··· EXCERPTED RECORDS

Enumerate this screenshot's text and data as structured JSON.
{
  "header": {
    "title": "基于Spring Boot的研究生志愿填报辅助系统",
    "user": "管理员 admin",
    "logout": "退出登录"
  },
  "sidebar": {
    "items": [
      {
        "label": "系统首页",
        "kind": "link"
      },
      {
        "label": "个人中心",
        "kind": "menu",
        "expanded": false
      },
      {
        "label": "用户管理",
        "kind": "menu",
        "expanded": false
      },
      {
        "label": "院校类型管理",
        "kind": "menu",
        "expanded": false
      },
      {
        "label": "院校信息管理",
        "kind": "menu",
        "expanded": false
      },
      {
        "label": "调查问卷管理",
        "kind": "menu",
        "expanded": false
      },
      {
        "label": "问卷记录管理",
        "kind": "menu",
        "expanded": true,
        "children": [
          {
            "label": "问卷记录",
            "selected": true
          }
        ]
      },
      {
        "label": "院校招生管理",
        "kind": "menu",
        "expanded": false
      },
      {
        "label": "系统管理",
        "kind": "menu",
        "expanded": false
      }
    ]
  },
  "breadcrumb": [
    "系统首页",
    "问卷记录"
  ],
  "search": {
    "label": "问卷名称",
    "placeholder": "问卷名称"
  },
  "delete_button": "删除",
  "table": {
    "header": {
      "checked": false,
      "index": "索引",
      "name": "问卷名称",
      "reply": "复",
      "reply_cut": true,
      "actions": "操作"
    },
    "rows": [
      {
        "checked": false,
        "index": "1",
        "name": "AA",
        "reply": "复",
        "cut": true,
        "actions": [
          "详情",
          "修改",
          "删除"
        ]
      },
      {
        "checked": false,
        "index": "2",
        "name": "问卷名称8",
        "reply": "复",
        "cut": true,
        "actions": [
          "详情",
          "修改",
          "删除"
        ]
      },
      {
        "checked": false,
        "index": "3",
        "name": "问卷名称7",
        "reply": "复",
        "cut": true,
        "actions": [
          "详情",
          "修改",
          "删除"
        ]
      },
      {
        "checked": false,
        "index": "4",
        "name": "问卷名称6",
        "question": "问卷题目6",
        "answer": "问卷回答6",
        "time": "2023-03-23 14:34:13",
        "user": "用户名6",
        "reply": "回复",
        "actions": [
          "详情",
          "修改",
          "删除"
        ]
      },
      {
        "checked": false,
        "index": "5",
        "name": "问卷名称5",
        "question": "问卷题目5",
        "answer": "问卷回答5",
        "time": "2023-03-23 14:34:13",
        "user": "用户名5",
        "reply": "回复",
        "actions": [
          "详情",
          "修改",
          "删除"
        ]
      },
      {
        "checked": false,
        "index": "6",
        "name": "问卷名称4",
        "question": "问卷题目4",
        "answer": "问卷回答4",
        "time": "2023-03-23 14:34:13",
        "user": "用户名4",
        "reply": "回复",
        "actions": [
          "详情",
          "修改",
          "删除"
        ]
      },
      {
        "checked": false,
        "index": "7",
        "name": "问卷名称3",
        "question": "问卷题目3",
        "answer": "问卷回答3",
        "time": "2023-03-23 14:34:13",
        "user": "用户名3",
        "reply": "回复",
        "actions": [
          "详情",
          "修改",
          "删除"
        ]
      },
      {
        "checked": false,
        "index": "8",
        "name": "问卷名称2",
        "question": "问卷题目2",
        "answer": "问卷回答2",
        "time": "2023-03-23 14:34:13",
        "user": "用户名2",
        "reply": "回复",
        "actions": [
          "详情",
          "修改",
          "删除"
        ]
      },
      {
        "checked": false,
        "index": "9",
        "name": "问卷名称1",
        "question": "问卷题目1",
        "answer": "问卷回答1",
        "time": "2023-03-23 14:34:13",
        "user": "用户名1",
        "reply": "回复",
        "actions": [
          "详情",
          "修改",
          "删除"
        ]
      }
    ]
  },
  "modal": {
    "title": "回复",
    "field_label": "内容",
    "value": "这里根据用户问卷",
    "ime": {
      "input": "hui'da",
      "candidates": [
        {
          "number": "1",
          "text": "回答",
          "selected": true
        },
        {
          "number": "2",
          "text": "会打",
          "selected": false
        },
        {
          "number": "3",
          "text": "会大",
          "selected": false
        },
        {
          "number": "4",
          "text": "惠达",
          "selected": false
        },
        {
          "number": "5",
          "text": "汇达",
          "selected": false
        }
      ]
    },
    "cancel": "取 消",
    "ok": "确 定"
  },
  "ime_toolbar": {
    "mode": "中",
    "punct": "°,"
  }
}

······
··· EXCERPTED RECORDS

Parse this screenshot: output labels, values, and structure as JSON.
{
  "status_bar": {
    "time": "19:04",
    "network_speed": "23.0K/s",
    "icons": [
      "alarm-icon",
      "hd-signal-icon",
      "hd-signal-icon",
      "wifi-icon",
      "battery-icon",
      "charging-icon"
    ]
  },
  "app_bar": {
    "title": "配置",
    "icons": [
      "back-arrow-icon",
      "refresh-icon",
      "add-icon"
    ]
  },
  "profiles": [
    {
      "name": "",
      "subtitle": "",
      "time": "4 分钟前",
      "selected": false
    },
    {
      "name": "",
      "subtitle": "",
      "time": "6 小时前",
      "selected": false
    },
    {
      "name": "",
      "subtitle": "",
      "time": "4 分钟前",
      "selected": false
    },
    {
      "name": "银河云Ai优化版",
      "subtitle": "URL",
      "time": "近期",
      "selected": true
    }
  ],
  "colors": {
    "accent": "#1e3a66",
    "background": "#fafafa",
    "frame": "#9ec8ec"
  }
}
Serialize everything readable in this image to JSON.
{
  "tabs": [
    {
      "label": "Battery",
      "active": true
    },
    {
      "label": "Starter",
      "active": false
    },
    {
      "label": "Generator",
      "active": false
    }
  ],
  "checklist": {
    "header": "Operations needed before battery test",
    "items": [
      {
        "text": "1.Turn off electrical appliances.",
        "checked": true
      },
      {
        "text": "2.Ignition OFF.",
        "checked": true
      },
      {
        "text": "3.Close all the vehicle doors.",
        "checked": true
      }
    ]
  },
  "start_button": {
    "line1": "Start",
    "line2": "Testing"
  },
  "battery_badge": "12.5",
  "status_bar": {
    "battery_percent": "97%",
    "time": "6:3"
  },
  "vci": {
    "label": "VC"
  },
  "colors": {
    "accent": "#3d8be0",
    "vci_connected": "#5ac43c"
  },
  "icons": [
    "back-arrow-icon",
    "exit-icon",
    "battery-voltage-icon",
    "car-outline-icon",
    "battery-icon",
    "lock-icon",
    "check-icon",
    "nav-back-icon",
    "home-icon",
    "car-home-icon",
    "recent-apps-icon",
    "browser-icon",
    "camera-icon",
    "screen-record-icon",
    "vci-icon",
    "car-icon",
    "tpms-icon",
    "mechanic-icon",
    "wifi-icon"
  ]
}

······

◆ TO BE DONE ◆
Show, from the listing above, each line that contains the word "screenshot".

◆ CORRECT RESPONSE ◆
Enumerate this screenshot's text and data as structured JSON.
Parse this screenshot: output labels, values, and structure as JSON.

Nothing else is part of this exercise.